Determine how many lines in the entries below include "What". The reply should be that number and nothing else.
- - - - - - -
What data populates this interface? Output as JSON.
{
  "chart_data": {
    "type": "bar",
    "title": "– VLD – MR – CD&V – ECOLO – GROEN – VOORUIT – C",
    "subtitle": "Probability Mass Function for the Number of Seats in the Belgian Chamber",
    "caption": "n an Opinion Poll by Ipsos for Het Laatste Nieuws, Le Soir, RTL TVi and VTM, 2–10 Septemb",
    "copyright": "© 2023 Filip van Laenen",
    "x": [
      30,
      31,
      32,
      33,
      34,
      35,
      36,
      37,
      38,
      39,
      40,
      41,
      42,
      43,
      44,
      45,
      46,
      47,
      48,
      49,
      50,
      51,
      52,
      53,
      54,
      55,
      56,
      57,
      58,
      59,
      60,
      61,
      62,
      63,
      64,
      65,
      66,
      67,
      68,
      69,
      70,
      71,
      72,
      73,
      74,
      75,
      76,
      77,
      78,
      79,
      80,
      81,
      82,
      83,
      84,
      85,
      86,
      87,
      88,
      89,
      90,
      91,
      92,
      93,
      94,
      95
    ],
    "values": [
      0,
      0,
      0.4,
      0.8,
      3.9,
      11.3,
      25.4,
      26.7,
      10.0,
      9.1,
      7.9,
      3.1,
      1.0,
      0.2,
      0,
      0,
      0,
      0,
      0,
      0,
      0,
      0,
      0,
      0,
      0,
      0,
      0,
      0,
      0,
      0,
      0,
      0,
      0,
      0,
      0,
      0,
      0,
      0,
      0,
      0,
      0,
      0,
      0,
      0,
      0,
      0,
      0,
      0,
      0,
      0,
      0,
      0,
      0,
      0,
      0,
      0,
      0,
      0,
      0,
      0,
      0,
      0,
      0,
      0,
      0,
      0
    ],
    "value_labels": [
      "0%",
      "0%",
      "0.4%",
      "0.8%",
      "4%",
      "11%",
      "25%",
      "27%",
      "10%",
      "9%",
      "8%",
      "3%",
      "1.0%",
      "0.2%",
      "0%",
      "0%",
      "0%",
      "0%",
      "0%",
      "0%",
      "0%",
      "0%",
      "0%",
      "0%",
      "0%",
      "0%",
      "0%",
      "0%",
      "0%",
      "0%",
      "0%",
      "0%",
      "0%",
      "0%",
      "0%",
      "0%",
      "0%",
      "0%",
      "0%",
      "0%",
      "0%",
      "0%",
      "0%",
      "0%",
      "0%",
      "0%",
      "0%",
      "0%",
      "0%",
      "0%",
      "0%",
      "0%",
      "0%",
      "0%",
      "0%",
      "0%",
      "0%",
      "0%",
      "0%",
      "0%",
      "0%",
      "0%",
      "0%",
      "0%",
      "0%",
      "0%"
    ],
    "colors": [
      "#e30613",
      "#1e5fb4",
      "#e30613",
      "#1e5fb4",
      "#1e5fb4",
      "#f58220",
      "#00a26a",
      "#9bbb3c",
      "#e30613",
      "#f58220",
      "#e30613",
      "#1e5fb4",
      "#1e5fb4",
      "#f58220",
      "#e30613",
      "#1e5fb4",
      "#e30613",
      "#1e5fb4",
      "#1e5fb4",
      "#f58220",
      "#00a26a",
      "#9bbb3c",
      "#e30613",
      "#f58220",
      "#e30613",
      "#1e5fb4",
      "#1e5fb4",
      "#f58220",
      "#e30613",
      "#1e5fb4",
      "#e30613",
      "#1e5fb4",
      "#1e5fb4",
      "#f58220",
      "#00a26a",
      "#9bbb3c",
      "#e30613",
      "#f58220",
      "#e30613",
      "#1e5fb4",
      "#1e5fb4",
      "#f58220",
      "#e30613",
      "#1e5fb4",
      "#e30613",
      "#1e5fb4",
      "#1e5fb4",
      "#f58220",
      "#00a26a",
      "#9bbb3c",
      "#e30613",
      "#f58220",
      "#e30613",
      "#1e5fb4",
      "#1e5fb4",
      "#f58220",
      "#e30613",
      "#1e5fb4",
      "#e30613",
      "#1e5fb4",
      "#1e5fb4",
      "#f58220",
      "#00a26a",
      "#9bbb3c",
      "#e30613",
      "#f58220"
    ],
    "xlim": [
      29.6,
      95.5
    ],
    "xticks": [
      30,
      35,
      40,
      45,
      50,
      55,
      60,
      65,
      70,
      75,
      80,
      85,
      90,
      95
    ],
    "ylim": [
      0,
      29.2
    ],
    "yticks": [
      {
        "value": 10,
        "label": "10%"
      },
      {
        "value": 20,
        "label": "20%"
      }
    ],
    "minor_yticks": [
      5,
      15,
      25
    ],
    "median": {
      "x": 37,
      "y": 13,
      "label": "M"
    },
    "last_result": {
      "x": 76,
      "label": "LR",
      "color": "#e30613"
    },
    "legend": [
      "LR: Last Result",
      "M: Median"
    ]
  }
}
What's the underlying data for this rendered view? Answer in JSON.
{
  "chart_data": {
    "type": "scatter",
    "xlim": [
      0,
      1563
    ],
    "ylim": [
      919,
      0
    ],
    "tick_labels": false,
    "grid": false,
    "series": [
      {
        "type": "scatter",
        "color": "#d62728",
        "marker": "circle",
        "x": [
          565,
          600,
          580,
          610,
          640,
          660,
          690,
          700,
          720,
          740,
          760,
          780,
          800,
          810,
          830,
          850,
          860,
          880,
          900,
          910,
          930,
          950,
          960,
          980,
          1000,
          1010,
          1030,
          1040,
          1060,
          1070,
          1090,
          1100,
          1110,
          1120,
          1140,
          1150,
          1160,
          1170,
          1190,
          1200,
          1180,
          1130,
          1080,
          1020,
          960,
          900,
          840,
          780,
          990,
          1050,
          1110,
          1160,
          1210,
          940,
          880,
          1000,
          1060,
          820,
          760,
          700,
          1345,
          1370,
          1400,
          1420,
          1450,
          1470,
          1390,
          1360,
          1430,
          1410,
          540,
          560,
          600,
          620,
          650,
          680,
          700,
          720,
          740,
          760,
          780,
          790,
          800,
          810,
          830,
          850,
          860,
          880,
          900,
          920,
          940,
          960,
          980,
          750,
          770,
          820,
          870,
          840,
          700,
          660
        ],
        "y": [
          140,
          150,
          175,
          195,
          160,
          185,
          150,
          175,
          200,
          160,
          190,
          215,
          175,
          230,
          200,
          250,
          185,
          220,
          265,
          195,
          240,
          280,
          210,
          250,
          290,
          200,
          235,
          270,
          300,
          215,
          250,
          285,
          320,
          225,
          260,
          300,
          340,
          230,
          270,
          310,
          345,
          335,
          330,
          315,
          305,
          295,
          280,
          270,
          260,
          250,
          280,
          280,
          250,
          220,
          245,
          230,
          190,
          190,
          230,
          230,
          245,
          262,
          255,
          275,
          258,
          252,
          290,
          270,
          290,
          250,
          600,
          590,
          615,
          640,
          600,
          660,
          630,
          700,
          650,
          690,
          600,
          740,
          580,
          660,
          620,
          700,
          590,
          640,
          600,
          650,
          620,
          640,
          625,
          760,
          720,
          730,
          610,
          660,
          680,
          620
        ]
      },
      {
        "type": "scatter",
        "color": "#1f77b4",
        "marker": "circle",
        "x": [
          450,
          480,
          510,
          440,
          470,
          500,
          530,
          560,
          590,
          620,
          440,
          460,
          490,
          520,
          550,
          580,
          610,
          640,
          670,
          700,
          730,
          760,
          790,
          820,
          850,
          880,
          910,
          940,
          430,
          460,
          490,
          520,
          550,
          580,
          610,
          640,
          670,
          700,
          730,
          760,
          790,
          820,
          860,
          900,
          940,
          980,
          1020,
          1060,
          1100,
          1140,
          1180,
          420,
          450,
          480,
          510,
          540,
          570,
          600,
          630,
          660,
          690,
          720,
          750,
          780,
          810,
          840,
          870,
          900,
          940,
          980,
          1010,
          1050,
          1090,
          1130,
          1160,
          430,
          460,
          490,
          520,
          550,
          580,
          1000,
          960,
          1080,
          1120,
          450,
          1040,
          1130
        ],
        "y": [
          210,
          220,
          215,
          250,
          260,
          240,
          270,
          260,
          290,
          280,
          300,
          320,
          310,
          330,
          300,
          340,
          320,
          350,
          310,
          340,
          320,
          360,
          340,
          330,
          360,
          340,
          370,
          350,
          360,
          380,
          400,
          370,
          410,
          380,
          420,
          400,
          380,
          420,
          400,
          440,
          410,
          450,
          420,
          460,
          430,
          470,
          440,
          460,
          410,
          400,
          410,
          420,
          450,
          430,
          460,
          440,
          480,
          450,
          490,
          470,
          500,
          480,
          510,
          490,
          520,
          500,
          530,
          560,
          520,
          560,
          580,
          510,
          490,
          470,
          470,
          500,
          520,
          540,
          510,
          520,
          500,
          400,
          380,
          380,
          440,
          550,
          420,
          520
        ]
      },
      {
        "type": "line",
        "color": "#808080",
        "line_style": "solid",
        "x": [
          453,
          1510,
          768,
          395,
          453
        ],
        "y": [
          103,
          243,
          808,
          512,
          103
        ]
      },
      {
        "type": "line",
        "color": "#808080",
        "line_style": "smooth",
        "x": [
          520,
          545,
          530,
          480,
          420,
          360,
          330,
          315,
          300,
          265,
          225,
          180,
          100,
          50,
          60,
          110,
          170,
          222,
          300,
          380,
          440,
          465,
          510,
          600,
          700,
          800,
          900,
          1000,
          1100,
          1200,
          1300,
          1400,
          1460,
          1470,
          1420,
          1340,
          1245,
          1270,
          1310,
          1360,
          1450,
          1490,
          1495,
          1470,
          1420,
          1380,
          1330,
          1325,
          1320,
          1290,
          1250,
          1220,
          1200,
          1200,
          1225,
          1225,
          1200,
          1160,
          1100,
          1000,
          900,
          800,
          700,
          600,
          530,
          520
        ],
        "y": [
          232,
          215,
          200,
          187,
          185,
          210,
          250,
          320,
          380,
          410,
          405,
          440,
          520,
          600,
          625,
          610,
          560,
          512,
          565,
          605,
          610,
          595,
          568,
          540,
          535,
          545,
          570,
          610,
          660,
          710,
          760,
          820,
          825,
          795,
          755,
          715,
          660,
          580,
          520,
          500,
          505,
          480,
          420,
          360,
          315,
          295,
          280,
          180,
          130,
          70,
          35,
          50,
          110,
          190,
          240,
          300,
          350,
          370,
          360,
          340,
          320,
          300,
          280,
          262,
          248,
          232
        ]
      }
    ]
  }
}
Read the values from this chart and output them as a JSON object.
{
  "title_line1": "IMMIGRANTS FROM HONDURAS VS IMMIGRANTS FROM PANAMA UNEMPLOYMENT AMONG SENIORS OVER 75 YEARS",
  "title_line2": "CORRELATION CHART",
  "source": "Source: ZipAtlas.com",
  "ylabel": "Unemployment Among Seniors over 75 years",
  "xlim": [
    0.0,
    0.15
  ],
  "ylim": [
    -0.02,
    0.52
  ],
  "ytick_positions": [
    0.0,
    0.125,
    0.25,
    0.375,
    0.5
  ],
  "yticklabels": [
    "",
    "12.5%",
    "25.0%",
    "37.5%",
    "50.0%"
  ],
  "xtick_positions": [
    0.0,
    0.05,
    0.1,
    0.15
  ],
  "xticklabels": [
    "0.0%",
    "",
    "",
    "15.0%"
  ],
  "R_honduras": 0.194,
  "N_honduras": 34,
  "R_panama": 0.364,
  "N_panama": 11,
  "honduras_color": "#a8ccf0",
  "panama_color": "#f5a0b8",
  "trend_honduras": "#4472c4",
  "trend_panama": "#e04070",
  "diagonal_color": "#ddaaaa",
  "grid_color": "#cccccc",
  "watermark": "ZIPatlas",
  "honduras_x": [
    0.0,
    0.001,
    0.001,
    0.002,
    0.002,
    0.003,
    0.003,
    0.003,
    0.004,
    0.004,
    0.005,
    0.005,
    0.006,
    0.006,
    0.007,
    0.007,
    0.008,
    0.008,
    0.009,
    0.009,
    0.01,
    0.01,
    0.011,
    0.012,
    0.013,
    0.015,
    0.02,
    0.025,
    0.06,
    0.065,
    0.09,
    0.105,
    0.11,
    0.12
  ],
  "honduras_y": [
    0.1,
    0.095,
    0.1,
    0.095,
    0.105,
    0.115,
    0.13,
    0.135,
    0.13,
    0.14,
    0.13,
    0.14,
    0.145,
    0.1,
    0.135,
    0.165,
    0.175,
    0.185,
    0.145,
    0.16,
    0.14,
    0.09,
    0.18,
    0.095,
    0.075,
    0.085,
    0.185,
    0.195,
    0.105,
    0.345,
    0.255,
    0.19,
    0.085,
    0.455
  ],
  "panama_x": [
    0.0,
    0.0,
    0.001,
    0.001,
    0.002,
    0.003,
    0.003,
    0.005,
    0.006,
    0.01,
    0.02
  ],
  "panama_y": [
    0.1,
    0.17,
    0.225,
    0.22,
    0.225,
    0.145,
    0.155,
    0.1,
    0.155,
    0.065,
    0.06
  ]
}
- - - - - - -
→ Worked solution:
2